====== DATASET ENTRIES ======

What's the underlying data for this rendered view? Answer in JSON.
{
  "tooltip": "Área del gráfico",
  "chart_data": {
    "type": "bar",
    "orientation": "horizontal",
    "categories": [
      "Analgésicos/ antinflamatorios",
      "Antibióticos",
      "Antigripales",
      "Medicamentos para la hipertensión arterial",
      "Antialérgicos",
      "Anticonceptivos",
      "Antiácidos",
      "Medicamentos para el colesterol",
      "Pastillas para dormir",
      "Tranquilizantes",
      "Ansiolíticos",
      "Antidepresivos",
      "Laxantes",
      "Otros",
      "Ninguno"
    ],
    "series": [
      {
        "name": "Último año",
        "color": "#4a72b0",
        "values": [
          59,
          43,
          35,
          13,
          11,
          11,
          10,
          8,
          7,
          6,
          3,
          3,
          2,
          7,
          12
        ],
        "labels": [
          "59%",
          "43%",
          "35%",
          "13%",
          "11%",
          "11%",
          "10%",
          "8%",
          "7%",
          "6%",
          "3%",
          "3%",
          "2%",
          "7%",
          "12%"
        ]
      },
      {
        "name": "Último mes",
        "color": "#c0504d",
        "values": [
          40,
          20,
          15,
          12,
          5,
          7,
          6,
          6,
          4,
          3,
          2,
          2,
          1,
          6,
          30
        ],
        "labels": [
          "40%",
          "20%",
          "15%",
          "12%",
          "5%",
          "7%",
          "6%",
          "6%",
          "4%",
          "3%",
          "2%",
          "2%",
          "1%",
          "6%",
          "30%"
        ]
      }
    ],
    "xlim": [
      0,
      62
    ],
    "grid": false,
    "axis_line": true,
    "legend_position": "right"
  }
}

======

Work out the number of lines above that include the string "Medicamentos" and write only that number.

2